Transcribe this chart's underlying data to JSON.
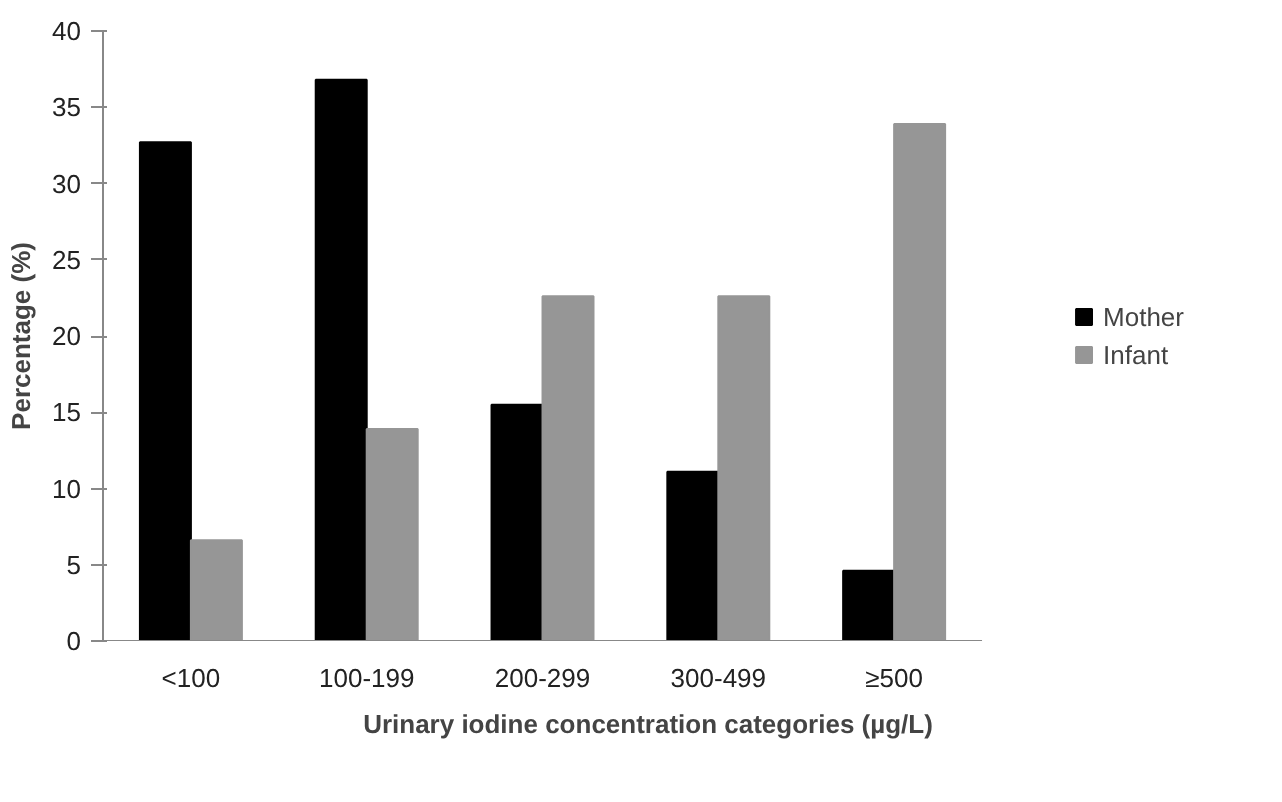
{
  "chart_data": {
    "type": "bar",
    "xlabel": "Urinary iodine concentration categories (µg/L)",
    "ylabel": "Percentage (%)",
    "categories": [
      "<100",
      "100-199",
      "200-299",
      "300-499",
      "≥500"
    ],
    "series": [
      {
        "name": "Mother",
        "color": "#000000",
        "values": [
          32.7,
          36.8,
          15.5,
          11.1,
          4.6
        ]
      },
      {
        "name": "Infant",
        "color": "#969696",
        "values": [
          6.6,
          13.9,
          22.6,
          22.6,
          33.9
        ]
      }
    ],
    "ylim": [
      0,
      40
    ],
    "yticks": [
      0,
      5,
      10,
      15,
      20,
      25,
      30,
      35,
      40
    ],
    "grid": false,
    "legend": "right"
  }
}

Set exercise: Gather every line from the entries above where the word "categories" appears, and copy them.

Written response:
    "xlabel": "Urinary iodine concentration categories (µg/L)",
    "categories": [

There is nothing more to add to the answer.